Copy each line of the records that holds the string "corso".

- Input data -
◆ ◆ ◆
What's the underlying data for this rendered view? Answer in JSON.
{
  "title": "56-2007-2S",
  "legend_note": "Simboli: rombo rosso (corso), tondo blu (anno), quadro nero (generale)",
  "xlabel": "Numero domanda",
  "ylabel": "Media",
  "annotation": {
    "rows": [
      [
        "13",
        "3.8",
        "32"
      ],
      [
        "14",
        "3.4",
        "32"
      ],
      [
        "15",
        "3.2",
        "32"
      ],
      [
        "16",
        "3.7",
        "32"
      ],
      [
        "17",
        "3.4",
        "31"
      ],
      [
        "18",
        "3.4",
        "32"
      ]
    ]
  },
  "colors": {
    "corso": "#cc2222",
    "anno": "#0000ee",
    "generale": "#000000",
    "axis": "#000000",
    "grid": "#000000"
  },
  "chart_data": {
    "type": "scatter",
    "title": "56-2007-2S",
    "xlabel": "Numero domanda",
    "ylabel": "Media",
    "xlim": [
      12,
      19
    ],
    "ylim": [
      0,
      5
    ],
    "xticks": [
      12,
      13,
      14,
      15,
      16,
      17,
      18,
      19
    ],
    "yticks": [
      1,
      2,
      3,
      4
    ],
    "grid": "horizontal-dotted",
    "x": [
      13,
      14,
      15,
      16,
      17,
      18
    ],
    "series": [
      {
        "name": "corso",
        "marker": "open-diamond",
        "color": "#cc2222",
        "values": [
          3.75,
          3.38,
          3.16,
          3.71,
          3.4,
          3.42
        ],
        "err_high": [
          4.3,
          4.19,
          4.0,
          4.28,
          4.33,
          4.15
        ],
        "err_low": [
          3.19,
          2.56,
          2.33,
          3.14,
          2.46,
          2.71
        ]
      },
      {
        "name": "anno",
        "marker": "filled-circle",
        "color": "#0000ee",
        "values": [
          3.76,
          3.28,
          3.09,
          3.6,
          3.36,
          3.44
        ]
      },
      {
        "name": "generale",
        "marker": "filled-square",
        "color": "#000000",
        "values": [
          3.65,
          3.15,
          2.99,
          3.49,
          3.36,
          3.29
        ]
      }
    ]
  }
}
◆ ◆ ◆
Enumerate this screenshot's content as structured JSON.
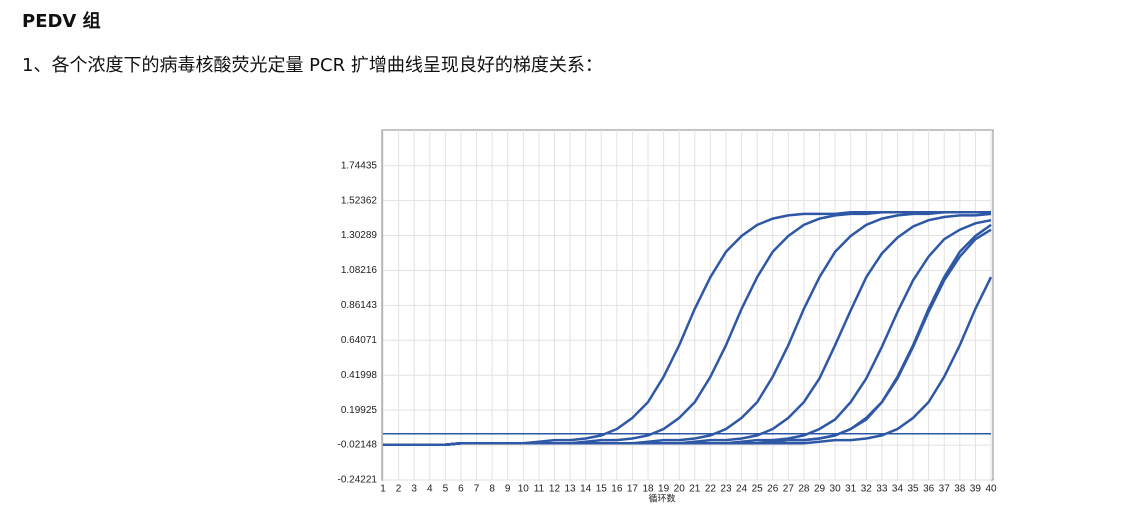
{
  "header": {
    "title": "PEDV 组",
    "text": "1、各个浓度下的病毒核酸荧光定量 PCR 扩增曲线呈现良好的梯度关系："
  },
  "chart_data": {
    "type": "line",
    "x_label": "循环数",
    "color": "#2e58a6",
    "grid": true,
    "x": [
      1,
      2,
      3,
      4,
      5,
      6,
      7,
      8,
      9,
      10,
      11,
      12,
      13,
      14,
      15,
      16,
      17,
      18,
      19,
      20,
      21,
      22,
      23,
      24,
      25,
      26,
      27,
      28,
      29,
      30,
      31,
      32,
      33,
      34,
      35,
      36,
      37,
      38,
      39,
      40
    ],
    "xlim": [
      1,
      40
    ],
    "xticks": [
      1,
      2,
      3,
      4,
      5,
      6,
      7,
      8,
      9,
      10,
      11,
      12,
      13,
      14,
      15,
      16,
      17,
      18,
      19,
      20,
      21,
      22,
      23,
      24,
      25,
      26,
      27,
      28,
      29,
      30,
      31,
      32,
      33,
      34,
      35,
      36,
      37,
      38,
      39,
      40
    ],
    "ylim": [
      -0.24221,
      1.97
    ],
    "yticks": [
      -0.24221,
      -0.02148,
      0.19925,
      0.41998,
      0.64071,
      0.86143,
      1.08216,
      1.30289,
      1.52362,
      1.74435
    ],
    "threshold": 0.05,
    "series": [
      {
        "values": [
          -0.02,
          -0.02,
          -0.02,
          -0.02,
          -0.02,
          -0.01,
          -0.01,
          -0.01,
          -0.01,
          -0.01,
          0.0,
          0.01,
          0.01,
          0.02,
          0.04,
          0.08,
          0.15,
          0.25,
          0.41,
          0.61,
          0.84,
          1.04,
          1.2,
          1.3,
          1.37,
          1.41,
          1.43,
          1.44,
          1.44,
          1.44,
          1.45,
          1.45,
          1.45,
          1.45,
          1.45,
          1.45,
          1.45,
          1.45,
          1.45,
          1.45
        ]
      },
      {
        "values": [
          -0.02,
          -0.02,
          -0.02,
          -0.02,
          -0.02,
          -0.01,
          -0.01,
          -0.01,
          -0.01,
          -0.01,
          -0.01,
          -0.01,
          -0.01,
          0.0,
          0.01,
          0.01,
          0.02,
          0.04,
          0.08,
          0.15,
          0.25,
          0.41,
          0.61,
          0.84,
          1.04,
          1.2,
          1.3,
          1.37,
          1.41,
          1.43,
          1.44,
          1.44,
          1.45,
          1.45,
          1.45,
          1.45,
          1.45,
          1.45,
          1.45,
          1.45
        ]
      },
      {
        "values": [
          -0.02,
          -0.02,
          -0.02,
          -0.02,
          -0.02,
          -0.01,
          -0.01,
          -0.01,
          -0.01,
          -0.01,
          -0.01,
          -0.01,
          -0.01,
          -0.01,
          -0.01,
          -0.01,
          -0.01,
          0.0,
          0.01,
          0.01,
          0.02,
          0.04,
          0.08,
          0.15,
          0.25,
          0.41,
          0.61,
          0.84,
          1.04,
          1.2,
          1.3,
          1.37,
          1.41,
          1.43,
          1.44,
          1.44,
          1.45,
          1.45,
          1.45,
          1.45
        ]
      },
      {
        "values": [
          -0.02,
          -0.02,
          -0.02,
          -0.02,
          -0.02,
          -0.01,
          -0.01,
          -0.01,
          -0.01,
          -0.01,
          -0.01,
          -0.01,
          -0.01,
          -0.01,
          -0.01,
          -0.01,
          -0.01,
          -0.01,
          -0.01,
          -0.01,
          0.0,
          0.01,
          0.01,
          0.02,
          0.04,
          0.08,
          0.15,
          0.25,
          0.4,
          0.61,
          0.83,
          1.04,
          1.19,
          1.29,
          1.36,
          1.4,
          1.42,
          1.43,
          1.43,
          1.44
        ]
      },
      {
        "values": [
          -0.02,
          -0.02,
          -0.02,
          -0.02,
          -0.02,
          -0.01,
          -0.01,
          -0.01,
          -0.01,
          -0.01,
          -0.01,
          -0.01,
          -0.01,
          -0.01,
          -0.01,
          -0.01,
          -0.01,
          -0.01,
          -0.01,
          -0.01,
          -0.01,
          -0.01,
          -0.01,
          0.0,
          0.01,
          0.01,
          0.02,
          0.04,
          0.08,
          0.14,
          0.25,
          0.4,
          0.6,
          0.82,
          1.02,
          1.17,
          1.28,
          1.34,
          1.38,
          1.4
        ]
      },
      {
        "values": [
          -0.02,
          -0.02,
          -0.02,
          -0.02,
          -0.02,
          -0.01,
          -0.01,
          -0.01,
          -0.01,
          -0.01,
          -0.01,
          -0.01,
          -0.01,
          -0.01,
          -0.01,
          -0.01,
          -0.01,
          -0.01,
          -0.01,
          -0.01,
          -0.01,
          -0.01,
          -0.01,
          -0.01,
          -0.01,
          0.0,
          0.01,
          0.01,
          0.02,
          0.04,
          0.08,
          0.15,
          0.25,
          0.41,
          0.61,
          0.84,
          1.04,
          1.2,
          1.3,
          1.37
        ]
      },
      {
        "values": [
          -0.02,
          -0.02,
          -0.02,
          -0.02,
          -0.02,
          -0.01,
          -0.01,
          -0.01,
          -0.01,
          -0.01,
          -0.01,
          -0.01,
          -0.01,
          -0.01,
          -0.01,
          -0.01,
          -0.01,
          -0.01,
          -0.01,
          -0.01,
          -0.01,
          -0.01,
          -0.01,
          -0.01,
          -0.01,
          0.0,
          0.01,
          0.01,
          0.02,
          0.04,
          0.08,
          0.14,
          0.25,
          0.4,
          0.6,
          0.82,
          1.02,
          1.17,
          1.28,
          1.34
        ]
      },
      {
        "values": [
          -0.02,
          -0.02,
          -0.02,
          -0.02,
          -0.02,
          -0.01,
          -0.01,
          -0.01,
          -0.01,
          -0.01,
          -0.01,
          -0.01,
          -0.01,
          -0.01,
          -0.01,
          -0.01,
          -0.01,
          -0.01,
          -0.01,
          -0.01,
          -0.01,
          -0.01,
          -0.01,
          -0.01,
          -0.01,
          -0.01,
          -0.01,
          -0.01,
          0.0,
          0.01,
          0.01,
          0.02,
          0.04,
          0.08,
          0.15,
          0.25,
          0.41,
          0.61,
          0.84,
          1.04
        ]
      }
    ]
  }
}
◆ ◆ ◆
- Expected output -
  "legend_note": "Simboli: rombo rosso (corso), tondo blu (anno), quadro nero (generale)",
    "corso": "#cc2222",
        "name": "corso",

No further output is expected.